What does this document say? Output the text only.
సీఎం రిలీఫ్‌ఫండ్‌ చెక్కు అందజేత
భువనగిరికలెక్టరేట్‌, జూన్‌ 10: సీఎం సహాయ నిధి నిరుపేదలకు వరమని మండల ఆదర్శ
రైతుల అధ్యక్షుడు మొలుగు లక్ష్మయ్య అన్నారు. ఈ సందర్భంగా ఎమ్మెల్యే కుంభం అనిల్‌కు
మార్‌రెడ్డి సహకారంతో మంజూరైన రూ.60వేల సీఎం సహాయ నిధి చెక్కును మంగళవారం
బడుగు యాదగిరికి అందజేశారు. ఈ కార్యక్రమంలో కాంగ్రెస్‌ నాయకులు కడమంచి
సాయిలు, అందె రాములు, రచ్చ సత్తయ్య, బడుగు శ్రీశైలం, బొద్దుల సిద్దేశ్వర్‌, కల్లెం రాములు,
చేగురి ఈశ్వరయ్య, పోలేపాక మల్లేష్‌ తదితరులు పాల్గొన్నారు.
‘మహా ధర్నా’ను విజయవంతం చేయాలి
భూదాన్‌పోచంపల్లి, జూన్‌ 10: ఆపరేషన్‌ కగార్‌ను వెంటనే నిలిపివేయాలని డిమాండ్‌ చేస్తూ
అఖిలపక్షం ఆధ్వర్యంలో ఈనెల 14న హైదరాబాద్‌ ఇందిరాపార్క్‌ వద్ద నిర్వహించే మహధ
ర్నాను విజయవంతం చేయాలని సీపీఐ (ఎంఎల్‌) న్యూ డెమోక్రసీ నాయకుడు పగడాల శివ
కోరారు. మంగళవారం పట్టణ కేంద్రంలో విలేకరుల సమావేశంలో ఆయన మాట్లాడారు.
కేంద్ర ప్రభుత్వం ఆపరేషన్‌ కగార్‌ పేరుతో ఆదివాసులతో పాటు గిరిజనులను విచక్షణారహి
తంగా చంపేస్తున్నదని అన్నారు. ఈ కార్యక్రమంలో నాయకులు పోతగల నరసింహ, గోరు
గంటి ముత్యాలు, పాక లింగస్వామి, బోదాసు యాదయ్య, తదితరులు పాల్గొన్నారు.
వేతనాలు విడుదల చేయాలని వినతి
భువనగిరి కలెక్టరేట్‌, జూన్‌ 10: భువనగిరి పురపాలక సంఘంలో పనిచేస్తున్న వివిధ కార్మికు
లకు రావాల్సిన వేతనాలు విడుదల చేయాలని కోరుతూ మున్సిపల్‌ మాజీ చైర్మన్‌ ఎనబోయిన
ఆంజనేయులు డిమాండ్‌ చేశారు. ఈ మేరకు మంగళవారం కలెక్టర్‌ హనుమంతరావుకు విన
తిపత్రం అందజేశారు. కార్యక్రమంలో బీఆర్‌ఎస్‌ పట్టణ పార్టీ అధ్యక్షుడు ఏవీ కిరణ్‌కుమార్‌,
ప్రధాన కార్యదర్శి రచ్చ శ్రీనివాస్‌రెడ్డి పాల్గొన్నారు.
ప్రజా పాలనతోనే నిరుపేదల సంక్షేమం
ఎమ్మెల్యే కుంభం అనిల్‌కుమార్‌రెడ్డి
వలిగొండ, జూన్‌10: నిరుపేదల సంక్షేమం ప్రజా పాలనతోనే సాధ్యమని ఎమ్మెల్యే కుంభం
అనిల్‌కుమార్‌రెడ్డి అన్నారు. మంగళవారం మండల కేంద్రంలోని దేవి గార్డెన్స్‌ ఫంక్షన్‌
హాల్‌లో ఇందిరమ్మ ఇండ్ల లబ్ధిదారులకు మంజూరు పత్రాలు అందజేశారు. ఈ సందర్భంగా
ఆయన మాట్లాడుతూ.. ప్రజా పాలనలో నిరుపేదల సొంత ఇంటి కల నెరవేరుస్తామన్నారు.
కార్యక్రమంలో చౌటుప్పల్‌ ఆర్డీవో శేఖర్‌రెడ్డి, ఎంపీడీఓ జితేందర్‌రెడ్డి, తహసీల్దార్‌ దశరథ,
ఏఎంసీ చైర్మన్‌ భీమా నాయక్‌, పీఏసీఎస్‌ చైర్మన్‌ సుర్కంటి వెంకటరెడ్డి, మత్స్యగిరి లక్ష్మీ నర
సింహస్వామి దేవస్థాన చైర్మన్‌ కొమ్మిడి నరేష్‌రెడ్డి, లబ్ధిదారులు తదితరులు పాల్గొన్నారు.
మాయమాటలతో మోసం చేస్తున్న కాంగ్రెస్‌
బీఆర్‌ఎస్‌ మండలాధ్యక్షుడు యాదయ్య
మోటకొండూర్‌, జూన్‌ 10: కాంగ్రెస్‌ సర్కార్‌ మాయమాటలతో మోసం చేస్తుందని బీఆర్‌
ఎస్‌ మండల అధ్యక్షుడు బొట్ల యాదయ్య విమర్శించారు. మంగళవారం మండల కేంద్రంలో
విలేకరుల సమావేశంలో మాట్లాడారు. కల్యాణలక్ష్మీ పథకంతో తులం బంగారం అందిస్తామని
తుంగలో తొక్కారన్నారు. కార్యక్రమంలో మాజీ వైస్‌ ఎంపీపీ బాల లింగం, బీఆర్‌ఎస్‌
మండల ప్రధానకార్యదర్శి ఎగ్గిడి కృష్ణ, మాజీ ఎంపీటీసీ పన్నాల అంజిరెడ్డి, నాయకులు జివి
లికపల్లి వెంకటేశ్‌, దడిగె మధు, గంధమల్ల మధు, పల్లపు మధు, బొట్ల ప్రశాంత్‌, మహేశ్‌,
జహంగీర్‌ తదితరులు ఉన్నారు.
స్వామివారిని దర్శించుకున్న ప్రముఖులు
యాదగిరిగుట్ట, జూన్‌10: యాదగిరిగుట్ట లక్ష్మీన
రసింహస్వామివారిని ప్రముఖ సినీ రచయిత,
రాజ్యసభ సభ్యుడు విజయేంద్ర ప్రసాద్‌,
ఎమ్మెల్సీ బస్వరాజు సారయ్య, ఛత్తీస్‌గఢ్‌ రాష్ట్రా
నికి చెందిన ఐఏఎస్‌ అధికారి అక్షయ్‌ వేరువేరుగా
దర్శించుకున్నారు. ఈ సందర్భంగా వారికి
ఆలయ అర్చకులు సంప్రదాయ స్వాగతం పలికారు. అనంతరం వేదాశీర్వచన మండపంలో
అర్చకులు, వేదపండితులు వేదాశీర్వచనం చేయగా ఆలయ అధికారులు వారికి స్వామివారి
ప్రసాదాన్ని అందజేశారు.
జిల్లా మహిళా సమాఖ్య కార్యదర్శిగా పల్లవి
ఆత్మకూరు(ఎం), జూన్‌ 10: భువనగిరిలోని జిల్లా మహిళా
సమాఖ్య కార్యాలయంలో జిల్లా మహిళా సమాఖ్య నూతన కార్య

++++

### What to produce:
Output all records verbatim.

### Written response:
What does this document say? Output the text only.
సీఎం రిలీఫ్‌ఫండ్‌ చెక్కు అందజేత
భువనగిరికలెక్టరేట్‌, జూన్‌ 10: సీఎం సహాయ నిధి నిరుపేదలకు వరమని మండల ఆదర్శ
రైతుల అధ్యక్షుడు మొలుగు లక్ష్మయ్య అన్నారు. ఈ సందర్భంగా ఎమ్మెల్యే కుంభం అనిల్‌కు
మార్‌రెడ్డి సహకారంతో మంజూరైన రూ.60వేల సీఎం సహాయ నిధి చెక్కును మంగళవారం
బడుగు యాదగిరికి అందజేశారు. ఈ కార్యక్రమంలో కాంగ్రెస్‌ నాయకులు కడమంచి
సాయిలు, అందె రాములు, రచ్చ సత్తయ్య, బడుగు శ్రీశైలం, బొద్దుల సిద్దేశ్వర్‌, కల్లెం రాములు,
చేగురి ఈశ్వరయ్య, పోలేపాక మల్లేష్‌ తదితరులు పాల్గొన్నారు.
‘మహా ధర్నా’ను విజయవంతం చేయాలి
భూదాన్‌పోచంపల్లి, జూన్‌ 10: ఆపరేషన్‌ కగార్‌ను వెంటనే నిలిపివేయాలని డిమాండ్‌ చేస్తూ
అఖిలపక్షం ఆధ్వర్యంలో ఈనెల 14న హైదరాబాద్‌ ఇందిరాపార్క్‌ వద్ద నిర్వహించే మహధ
ర్నాను విజయవంతం చేయాలని సీపీఐ (ఎంఎల్‌) న్యూ డెమోక్రసీ నాయకుడు పగడాల శివ
కోరారు. మంగళవారం పట్టణ కేంద్రంలో విలేకరుల సమావేశంలో ఆయన మాట్లాడారు.
కేంద్ర ప్రభుత్వం ఆపరేషన్‌ కగార్‌ పేరుతో ఆదివాసులతో పాటు గిరిజనులను విచక్షణారహి
తంగా చంపేస్తున్నదని అన్నారు. ఈ కార్యక్రమంలో నాయకులు పోతగల నరసింహ, గోరు
గంటి ముత్యాలు, పాక లింగస్వామి, బోదాసు యాదయ్య, తదితరులు పాల్గొన్నారు.
వేతనాలు విడుదల చేయాలని వినతి
భువనగిరి కలెక్టరేట్‌, జూన్‌ 10: భువనగిరి పురపాలక సంఘంలో పనిచేస్తున్న వివిధ కార్మికు
లకు రావాల్సిన వేతనాలు విడుదల చేయాలని కోరుతూ మున్సిపల్‌ మాజీ చైర్మన్‌ ఎనబోయిన
ఆంజనేయులు డిమాండ్‌ చేశారు. ఈ మేరకు మంగళవారం కలెక్టర్‌ హనుమంతరావుకు విన
తిపత్రం అందజేశారు. కార్యక్రమంలో బీఆర్‌ఎస్‌ పట్టణ పార్టీ అధ్యక్షుడు ఏవీ కిరణ్‌కుమార్‌,
ప్రధాన కార్యదర్శి రచ్చ శ్రీనివాస్‌రెడ్డి పాల్గొన్నారు.
ప్రజా పాలనతోనే నిరుపేదల సంక్షేమం
ఎమ్మెల్యే కుంభం అనిల్‌కుమార్‌రెడ్డి
వలిగొండ, జూన్‌10: నిరుపేదల సంక్షేమం ప్రజా పాలనతోనే సాధ్యమని ఎమ్మెల్యే కుంభం
అనిల్‌కుమార్‌రెడ్డి అన్నారు. మంగళవారం మండల కేంద్రంలోని దేవి గార్డెన్స్‌ ఫంక్షన్‌
హాల్‌లో ఇందిరమ్మ ఇండ్ల లబ్ధిదారులకు మంజూరు పత్రాలు అందజేశారు. ఈ సందర్భంగా
ఆయన మాట్లాడుతూ.. ప్రజా పాలనలో నిరుపేదల సొంత ఇంటి కల నెరవేరుస్తామన్నారు.
కార్యక్రమంలో చౌటుప్పల్‌ ఆర్డీవో శేఖర్‌రెడ్డి, ఎంపీడీఓ జితేందర్‌రెడ్డి, తహసీల్దార్‌ దశరథ,
ఏఎంసీ చైర్మన్‌ భీమా నాయక్‌, పీఏసీఎస్‌ చైర్మన్‌ సుర్కంటి వెంకటరెడ్డి, మత్స్యగిరి లక్ష్మీ నర
సింహస్వామి దేవస్థాన చైర్మన్‌ కొమ్మిడి నరేష్‌రెడ్డి, లబ్ధిదారులు తదితరులు పాల్గొన్నారు.
మాయమాటలతో మోసం చేస్తున్న కాంగ్రెస్‌
బీఆర్‌ఎస్‌ మండలాధ్యక్షుడు యాదయ్య
మోటకొండూర్‌, జూన్‌ 10: కాంగ్రెస్‌ సర్కార్‌ మాయమాటలతో మోసం చేస్తుందని బీఆర్‌
ఎస్‌ మండల అధ్యక్షుడు బొట్ల యాదయ్య విమర్శించారు. మంగళవారం మండల కేంద్రంలో
విలేకరుల సమావేశంలో మాట్లాడారు. కల్యాణలక్ష్మీ పథకంతో తులం బంగారం అందిస్తామని
తుంగలో తొక్కారన్నారు. కార్యక్రమంలో మాజీ వైస్‌ ఎంపీపీ బాల లింగం, బీఆర్‌ఎస్‌
మండల ప్రధానకార్యదర్శి ఎగ్గిడి కృష్ణ, మాజీ ఎంపీటీసీ పన్నాల అంజిరెడ్డి, నాయకులు జివి
లికపల్లి వెంకటేశ్‌, దడిగె మధు, గంధమల్ల మధు, పల్లపు మధు, బొట్ల ప్రశాంత్‌, మహేశ్‌,
జహంగీర్‌ తదితరులు ఉన్నారు.
స్వామివారిని దర్శించుకున్న ప్రముఖులు
యాదగిరిగుట్ట, జూన్‌10: యాదగిరిగుట్ట లక్ష్మీన
రసింహస్వామివారిని ప్రముఖ సినీ రచయిత,
రాజ్యసభ సభ్యుడు విజయేంద్ర ప్రసాద్‌,
ఎమ్మెల్సీ బస్వరాజు సారయ్య, ఛత్తీస్‌గఢ్‌ రాష్ట్రా
నికి చెందిన ఐఏఎస్‌ అధికారి అక్షయ్‌ వేరువేరుగా
దర్శించుకున్నారు. ఈ సందర్భంగా వారికి
ఆలయ అర్చకులు సంప్రదాయ స్వాగతం పలికారు. అనంతరం వేదాశీర్వచన మండపంలో
అర్చకులు, వేదపండితులు వేదాశీర్వచనం చేయగా ఆలయ అధికారులు వారికి స్వామివారి
ప్రసాదాన్ని అందజేశారు.
జిల్లా మహిళా సమాఖ్య కార్యదర్శిగా పల్లవి
ఆత్మకూరు(ఎం), జూన్‌ 10: భువనగిరిలోని జిల్లా మహిళా
సమాఖ్య కార్యాలయంలో జిల్లా మహిళా సమాఖ్య నూతన కార్య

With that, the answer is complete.